>> Start GIVEN DATA

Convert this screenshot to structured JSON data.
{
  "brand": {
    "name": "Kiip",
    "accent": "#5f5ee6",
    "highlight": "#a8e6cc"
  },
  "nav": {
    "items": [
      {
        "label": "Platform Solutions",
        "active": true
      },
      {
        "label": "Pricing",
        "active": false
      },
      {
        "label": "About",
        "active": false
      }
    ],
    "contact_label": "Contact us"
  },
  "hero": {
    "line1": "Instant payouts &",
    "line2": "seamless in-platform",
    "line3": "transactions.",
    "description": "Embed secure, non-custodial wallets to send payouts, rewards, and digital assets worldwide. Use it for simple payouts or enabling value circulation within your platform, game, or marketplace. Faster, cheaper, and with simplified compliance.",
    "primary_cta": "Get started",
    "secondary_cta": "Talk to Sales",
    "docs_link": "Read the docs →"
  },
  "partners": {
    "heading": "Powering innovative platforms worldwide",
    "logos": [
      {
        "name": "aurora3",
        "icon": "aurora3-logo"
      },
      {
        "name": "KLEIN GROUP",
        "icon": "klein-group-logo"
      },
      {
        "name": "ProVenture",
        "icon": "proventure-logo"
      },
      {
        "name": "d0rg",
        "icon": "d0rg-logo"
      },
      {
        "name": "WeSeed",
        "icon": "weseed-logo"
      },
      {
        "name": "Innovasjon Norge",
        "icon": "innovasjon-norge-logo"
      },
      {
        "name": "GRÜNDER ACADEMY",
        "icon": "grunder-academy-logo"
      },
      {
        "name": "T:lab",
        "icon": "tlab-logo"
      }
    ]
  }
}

>> End GIVEN DATA

Each line that holds the word "icon" should be extracted from the records.

        "icon": "aurora3-logo"
        "icon": "klein-group-logo"
        "icon": "proventure-logo"
        "icon": "d0rg-logo"
        "icon": "weseed-logo"
        "icon": "innovasjon-norge-logo"
        "icon": "grunder-academy-logo"
        "icon": "tlab-logo"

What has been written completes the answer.